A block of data

· · · · · · ·

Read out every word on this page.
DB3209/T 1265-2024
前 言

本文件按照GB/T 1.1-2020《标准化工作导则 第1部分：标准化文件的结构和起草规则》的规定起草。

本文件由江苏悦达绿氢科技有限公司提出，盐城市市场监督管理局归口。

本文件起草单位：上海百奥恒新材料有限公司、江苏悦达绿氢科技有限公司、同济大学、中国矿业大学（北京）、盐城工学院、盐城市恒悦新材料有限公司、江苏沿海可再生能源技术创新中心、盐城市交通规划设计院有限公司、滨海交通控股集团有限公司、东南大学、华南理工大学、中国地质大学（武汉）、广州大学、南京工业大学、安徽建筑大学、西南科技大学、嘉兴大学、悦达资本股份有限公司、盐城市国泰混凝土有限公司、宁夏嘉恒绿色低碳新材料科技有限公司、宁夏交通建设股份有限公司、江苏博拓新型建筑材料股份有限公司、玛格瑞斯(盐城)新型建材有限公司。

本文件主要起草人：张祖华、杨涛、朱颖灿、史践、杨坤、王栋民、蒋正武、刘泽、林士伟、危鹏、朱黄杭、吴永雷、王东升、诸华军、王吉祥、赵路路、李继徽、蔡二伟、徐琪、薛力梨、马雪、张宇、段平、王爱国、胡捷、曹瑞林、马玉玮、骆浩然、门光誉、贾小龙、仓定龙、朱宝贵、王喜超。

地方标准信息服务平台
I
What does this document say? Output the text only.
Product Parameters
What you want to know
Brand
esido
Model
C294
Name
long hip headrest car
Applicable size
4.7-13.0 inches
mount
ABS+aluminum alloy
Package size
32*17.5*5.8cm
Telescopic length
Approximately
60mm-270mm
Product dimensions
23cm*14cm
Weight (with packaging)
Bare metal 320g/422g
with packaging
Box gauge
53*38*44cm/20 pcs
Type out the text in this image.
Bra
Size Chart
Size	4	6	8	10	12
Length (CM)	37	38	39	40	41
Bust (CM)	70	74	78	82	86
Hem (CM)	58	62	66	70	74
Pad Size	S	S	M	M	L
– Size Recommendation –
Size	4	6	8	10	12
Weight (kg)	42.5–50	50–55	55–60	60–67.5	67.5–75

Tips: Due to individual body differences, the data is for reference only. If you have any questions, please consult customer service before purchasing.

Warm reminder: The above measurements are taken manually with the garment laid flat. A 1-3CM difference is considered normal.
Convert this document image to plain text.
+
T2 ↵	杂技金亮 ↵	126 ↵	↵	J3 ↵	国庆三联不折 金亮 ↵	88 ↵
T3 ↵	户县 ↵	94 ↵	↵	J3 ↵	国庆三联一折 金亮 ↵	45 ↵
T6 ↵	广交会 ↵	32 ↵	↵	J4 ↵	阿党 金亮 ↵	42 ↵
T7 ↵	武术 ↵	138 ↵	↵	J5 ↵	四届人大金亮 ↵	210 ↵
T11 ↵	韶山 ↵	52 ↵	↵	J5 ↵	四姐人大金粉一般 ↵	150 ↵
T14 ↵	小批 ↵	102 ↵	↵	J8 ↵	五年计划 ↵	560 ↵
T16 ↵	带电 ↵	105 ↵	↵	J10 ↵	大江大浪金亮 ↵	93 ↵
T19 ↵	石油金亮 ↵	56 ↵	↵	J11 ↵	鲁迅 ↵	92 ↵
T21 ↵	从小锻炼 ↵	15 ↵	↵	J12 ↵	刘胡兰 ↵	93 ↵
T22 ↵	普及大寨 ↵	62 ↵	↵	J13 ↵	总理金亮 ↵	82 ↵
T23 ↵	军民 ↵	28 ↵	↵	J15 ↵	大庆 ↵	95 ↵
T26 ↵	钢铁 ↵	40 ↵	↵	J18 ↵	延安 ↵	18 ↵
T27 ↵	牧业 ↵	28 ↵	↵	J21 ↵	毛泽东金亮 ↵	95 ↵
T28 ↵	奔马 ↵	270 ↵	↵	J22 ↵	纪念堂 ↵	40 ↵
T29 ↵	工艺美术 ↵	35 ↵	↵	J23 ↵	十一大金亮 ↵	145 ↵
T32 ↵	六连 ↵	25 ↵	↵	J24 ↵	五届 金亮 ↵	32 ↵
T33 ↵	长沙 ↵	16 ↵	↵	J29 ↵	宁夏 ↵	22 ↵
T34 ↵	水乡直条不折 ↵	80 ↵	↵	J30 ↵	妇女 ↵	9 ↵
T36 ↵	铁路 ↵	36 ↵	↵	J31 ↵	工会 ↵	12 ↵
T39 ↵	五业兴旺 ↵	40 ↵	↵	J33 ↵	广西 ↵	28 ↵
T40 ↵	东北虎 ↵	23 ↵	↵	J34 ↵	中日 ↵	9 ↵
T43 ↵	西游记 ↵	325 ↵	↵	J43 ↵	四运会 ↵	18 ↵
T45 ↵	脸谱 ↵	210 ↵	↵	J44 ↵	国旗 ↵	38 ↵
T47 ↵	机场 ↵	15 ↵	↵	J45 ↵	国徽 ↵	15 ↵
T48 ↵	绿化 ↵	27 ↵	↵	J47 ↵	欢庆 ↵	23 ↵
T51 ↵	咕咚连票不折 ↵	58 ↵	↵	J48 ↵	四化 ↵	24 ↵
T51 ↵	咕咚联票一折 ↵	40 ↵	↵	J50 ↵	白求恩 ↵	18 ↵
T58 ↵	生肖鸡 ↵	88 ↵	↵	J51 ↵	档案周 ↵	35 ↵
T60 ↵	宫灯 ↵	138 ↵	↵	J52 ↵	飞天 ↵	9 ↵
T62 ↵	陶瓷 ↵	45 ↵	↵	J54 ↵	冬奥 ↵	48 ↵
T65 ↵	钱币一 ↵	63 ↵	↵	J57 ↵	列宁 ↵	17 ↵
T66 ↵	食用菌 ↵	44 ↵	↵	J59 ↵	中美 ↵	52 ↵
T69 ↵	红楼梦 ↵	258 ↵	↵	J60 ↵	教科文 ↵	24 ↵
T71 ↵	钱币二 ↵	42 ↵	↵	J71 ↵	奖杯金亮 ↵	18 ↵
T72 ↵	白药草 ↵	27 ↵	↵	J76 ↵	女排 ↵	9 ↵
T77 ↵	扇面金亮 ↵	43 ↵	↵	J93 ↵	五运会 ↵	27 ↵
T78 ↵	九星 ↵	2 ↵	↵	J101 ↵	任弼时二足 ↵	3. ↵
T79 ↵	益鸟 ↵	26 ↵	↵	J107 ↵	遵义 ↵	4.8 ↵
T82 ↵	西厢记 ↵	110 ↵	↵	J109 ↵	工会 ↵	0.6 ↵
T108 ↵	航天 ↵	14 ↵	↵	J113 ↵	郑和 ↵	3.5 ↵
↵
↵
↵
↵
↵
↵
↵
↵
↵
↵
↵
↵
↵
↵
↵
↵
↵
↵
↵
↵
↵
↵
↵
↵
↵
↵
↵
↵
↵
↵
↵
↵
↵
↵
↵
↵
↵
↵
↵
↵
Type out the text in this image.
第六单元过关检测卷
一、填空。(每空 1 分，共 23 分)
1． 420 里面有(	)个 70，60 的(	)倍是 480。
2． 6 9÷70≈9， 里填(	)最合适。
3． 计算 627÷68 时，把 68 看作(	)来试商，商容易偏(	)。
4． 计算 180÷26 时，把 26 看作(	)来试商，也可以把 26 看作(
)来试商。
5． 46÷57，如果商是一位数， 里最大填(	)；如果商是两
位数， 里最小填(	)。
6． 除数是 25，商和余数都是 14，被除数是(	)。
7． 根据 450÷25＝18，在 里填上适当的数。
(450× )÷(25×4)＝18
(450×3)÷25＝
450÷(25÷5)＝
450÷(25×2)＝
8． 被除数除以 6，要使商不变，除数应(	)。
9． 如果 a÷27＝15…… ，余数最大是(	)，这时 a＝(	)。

· · · · · · ·

*What to work on*: Pick out each line that holds the string "text".

*Reply to the task*:
What does this document say? Output the text only.
Type out the text in this image.
Convert this document image to plain text.
Type out the text in this image.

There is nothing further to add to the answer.